### Requirement:
Extract every line of the material below and reproduce it faithfully.

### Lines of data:

>> START

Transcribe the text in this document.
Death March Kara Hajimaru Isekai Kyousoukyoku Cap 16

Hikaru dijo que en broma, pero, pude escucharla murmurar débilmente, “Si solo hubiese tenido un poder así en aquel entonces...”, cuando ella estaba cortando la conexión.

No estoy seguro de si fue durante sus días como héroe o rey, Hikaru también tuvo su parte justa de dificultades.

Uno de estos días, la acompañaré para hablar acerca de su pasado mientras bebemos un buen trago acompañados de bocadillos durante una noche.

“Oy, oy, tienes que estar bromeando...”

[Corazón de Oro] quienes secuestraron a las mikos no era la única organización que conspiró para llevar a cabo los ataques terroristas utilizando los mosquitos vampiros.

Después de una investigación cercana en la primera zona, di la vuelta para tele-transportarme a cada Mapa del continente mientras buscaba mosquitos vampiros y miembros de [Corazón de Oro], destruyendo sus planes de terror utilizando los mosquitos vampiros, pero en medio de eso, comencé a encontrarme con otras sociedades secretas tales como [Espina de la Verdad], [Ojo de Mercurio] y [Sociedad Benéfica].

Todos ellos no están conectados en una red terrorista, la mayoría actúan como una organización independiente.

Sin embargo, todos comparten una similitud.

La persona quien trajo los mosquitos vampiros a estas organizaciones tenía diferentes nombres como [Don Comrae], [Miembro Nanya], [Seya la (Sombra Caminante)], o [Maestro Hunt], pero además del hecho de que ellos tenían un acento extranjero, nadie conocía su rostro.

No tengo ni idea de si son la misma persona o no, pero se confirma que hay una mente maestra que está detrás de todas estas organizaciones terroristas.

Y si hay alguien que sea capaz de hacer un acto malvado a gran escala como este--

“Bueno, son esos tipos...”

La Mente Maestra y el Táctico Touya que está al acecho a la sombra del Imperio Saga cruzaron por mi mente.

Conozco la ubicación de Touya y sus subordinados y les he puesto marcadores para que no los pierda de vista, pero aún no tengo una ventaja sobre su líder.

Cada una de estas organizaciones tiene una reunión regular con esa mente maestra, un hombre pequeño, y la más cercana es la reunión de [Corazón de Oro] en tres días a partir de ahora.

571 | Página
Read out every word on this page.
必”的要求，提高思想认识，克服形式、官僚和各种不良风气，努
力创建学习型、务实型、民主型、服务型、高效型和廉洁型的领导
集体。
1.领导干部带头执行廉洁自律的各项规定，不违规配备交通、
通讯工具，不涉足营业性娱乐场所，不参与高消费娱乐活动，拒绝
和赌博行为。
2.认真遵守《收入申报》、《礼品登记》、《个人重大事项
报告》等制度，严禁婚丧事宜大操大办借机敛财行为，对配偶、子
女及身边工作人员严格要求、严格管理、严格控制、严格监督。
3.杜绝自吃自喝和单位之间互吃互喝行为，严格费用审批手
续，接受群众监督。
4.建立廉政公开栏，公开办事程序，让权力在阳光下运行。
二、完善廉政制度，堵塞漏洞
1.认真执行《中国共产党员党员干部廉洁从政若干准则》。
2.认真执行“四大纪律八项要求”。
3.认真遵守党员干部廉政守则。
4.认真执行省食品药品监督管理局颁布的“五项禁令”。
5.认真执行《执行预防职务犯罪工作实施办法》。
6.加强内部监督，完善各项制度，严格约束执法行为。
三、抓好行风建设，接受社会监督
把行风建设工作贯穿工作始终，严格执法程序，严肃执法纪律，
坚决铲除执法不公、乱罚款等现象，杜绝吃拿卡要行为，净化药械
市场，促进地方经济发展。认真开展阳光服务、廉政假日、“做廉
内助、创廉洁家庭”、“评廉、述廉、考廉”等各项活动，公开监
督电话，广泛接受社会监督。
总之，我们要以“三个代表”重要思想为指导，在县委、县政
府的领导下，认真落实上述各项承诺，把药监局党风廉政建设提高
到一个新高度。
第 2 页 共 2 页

>> END

### Finished exercise:
Transcribe the text in this document.
Death March Kara Hajimaru Isekai Kyousoukyoku Cap 16

Hikaru dijo que en broma, pero, pude escucharla murmurar débilmente, “Si solo hubiese tenido un poder así en aquel entonces...”, cuando ella estaba cortando la conexión.

No estoy seguro de si fue durante sus días como héroe o rey, Hikaru también tuvo su parte justa de dificultades.

Uno de estos días, la acompañaré para hablar acerca de su pasado mientras bebemos un buen trago acompañados de bocadillos durante una noche.

“Oy, oy, tienes que estar bromeando...”

[Corazón de Oro] quienes secuestraron a las mikos no era la única organización que conspiró para llevar a cabo los ataques terroristas utilizando los mosquitos vampiros.

Después de una investigación cercana en la primera zona, di la vuelta para tele-transportarme a cada Mapa del continente mientras buscaba mosquitos vampiros y miembros de [Corazón de Oro], destruyendo sus planes de terror utilizando los mosquitos vampiros, pero en medio de eso, comencé a encontrarme con otras sociedades secretas tales como [Espina de la Verdad], [Ojo de Mercurio] y [Sociedad Benéfica].

Todos ellos no están conectados en una red terrorista, la mayoría actúan como una organización independiente.

Sin embargo, todos comparten una similitud.

La persona quien trajo los mosquitos vampiros a estas organizaciones tenía diferentes nombres como [Don Comrae], [Miembro Nanya], [Seya la (Sombra Caminante)], o [Maestro Hunt], pero además del hecho de que ellos tenían un acento extranjero, nadie conocía su rostro.

No tengo ni idea de si son la misma persona o no, pero se confirma que hay una mente maestra que está detrás de todas estas organizaciones terroristas.

Y si hay alguien que sea capaz de hacer un acto malvado a gran escala como este--

“Bueno, son esos tipos...”

La Mente Maestra y el Táctico Touya que está al acecho a la sombra del Imperio Saga cruzaron por mi mente.

Conozco la ubicación de Touya y sus subordinados y les he puesto marcadores para que no los pierda de vista, pero aún no tengo una ventaja sobre su líder.

Cada una de estas organizaciones tiene una reunión regular con esa mente maestra, un hombre pequeño, y la más cercana es la reunión de [Corazón de Oro] en tres días a partir de ahora.

571 | Página
Read out every word on this page.
必”的要求，提高思想认识，克服形式、官僚和各种不良风气，努
力创建学习型、务实型、民主型、服务型、高效型和廉洁型的领导
集体。
1.领导干部带头执行廉洁自律的各项规定，不违规配备交通、
通讯工具，不涉足营业性娱乐场所，不参与高消费娱乐活动，拒绝
和赌博行为。
2.认真遵守《收入申报》、《礼品登记》、《个人重大事项
报告》等制度，严禁婚丧事宜大操大办借机敛财行为，对配偶、子
女及身边工作人员严格要求、严格管理、严格控制、严格监督。
3.杜绝自吃自喝和单位之间互吃互喝行为，严格费用审批手
续，接受群众监督。
4.建立廉政公开栏，公开办事程序，让权力在阳光下运行。
二、完善廉政制度，堵塞漏洞
1.认真执行《中国共产党员党员干部廉洁从政若干准则》。
2.认真执行“四大纪律八项要求”。
3.认真遵守党员干部廉政守则。
4.认真执行省食品药品监督管理局颁布的“五项禁令”。
5.认真执行《执行预防职务犯罪工作实施办法》。
6.加强内部监督，完善各项制度，严格约束执法行为。
三、抓好行风建设，接受社会监督
把行风建设工作贯穿工作始终，严格执法程序，严肃执法纪律，
坚决铲除执法不公、乱罚款等现象，杜绝吃拿卡要行为，净化药械
市场，促进地方经济发展。认真开展阳光服务、廉政假日、“做廉
内助、创廉洁家庭”、“评廉、述廉、考廉”等各项活动，公开监
督电话，广泛接受社会监督。
总之，我们要以“三个代表”重要思想为指导，在县委、县政
府的领导下，认真落实上述各项承诺，把药监局党风廉政建设提高
到一个新高度。
第 2 页 共 2 页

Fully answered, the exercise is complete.